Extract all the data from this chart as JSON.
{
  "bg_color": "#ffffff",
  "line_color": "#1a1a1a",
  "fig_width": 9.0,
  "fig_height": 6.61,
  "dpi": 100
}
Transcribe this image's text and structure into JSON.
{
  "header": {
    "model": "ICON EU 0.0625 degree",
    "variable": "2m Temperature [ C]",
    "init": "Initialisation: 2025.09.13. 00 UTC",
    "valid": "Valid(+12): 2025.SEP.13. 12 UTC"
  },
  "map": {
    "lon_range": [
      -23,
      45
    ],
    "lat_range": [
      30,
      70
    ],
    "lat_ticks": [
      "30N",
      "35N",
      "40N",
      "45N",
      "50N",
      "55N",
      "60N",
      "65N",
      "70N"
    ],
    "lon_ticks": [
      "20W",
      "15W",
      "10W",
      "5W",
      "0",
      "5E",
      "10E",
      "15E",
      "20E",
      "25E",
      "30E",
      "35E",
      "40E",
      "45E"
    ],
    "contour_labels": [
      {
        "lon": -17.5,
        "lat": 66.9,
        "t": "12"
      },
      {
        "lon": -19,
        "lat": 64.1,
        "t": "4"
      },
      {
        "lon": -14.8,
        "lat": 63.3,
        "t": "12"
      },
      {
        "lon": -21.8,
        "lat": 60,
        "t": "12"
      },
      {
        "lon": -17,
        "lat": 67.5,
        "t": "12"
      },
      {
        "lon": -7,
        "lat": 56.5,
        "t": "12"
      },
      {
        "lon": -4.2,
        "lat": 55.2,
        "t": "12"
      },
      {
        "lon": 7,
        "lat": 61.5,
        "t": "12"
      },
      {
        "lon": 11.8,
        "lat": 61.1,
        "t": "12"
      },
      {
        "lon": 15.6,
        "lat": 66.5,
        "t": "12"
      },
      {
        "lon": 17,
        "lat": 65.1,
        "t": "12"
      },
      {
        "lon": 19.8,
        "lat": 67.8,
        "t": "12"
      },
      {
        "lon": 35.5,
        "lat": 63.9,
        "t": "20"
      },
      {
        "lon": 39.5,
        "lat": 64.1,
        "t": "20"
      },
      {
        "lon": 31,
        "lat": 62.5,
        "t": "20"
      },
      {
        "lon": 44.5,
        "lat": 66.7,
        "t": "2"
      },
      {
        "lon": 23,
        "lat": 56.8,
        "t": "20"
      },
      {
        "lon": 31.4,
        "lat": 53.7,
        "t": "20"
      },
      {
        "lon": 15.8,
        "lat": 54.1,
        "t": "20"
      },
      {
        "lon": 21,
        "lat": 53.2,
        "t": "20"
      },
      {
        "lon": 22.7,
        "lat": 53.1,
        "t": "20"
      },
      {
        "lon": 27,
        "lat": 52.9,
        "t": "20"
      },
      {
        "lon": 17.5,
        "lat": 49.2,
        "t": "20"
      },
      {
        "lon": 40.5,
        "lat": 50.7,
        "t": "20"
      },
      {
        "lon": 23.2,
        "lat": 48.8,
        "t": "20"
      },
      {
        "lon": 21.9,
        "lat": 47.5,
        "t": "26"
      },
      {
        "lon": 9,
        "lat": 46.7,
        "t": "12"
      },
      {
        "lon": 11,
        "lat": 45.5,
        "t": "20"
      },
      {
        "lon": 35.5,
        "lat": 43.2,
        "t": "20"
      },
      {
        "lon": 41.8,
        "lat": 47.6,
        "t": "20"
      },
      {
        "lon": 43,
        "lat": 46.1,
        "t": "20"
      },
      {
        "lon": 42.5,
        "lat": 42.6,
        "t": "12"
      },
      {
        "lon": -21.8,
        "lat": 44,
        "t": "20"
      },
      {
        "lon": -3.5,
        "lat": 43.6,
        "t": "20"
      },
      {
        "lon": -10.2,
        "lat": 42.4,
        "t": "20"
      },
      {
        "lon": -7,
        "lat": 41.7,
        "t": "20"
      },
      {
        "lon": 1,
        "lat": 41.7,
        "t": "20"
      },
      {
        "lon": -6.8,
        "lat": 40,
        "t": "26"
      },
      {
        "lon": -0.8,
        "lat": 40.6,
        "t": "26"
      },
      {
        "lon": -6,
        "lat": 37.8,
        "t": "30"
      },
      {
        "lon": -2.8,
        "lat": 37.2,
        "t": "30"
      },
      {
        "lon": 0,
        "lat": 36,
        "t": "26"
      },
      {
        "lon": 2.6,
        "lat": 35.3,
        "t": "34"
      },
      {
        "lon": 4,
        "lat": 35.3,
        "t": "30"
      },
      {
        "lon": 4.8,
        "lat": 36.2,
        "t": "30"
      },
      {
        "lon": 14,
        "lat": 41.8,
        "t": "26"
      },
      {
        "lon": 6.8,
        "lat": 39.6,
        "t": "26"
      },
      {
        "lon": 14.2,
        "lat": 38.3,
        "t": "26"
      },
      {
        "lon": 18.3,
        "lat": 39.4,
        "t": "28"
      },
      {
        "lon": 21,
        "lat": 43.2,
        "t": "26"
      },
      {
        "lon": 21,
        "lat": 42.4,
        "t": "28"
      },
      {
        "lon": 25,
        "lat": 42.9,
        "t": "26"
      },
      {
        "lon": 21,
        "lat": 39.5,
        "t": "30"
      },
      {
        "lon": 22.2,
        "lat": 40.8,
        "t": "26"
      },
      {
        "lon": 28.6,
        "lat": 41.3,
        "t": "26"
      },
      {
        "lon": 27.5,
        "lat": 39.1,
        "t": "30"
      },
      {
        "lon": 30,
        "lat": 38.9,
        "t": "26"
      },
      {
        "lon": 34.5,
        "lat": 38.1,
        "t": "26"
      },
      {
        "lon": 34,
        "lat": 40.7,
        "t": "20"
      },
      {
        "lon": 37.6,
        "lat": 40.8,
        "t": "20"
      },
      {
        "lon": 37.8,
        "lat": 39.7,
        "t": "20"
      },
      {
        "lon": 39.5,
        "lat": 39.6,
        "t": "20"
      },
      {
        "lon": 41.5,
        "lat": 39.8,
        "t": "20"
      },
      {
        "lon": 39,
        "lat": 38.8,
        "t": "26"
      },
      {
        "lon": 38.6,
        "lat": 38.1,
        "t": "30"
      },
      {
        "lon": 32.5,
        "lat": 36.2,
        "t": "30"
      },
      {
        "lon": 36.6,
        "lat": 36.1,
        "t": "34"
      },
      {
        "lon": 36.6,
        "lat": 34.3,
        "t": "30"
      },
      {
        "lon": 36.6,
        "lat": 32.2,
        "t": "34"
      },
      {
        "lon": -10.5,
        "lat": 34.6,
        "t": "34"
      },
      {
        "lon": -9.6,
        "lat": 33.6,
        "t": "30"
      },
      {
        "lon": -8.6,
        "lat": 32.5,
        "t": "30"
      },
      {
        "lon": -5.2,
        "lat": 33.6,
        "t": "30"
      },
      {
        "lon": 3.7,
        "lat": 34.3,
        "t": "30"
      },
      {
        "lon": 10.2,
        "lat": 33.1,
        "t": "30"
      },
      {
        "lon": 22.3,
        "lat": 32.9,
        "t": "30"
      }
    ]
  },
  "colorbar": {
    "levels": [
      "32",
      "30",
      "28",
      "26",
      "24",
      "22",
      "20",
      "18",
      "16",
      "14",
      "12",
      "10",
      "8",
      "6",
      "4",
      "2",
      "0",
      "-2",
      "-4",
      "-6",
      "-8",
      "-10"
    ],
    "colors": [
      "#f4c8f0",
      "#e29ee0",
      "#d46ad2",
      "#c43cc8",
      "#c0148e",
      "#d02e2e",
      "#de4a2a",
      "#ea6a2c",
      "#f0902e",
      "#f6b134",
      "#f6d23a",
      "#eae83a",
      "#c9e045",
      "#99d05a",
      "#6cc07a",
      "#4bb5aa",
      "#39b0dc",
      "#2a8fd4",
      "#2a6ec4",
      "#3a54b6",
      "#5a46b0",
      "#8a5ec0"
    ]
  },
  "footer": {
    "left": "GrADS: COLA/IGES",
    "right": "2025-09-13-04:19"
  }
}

============

Problem requirements:
Count the lines in the material above where the string "this" appears, then state only that count.

The completed task:
2